**Goal**
Please output every line of the material as it stands, without the pictures.

BEGIN Data records

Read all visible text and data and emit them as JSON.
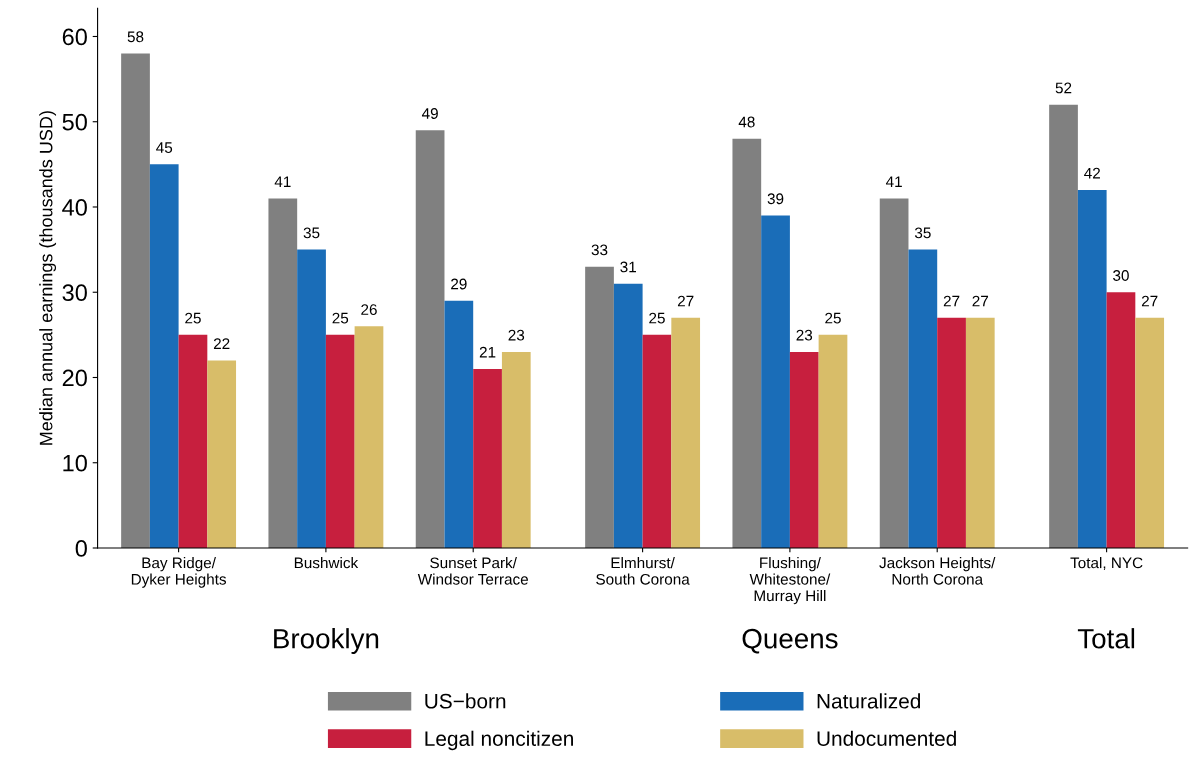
{
  "chart_data": {
    "type": "bar",
    "ylabel": "Median annual earnings (thousands USD)",
    "categories": [
      "Bay Ridge/\nDyker Heights",
      "Bushwick",
      "Sunset Park/\nWindsor Terrace",
      null,
      "Elmhurst/\nSouth Corona",
      "Flushing/\nWhitestone/\nMurray Hill",
      "Jackson Heights/\nNorth Corona",
      null,
      "Total, NYC"
    ],
    "series": [
      {
        "name": "US−born",
        "color": "#808080",
        "values": [
          58,
          41,
          49,
          null,
          33,
          48,
          41,
          null,
          52
        ]
      },
      {
        "name": "Naturalized",
        "color": "#1a6db8",
        "values": [
          45,
          35,
          29,
          null,
          31,
          39,
          35,
          null,
          42
        ]
      },
      {
        "name": "Legal noncitizen",
        "color": "#c71f3e",
        "values": [
          25,
          25,
          21,
          null,
          25,
          23,
          27,
          null,
          30
        ]
      },
      {
        "name": "Undocumented",
        "color": "#d8bd69",
        "values": [
          22,
          26,
          23,
          null,
          27,
          25,
          27,
          null,
          27
        ]
      }
    ],
    "annotations": [
      "Brooklyn",
      "Queens",
      "Total"
    ],
    "ylim": [
      0,
      63.3
    ],
    "yticks": [
      0,
      10,
      20,
      30,
      40,
      50,
      60
    ],
    "data_labels": true,
    "grid": false,
    "legend": "bottom"
  }
}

END Data records

**Right answer**
Read all visible text and data and emit them as JSON.
{
  "chart_data": {
    "type": "bar",
    "ylabel": "Median annual earnings (thousands USD)",
    "categories": [
      "Bay Ridge/\nDyker Heights",
      "Bushwick",
      "Sunset Park/\nWindsor Terrace",
      null,
      "Elmhurst/\nSouth Corona",
      "Flushing/\nWhitestone/\nMurray Hill",
      "Jackson Heights/\nNorth Corona",
      null,
      "Total, NYC"
    ],
    "series": [
      {
        "name": "US−born",
        "color": "#808080",
        "values": [
          58,
          41,
          49,
          null,
          33,
          48,
          41,
          null,
          52
        ]
      },
      {
        "name": "Naturalized",
        "color": "#1a6db8",
        "values": [
          45,
          35,
          29,
          null,
          31,
          39,
          35,
          null,
          42
        ]
      },
      {
        "name": "Legal noncitizen",
        "color": "#c71f3e",
        "values": [
          25,
          25,
          21,
          null,
          25,
          23,
          27,
          null,
          30
        ]
      },
      {
        "name": "Undocumented",
        "color": "#d8bd69",
        "values": [
          22,
          26,
          23,
          null,
          27,
          25,
          27,
          null,
          27
        ]
      }
    ],
    "annotations": [
      "Brooklyn",
      "Queens",
      "Total"
    ],
    "ylim": [
      0,
      63.3
    ],
    "yticks": [
      0,
      10,
      20,
      30,
      40,
      50,
      60
    ],
    "data_labels": true,
    "grid": false,
    "legend": "bottom"
  }
}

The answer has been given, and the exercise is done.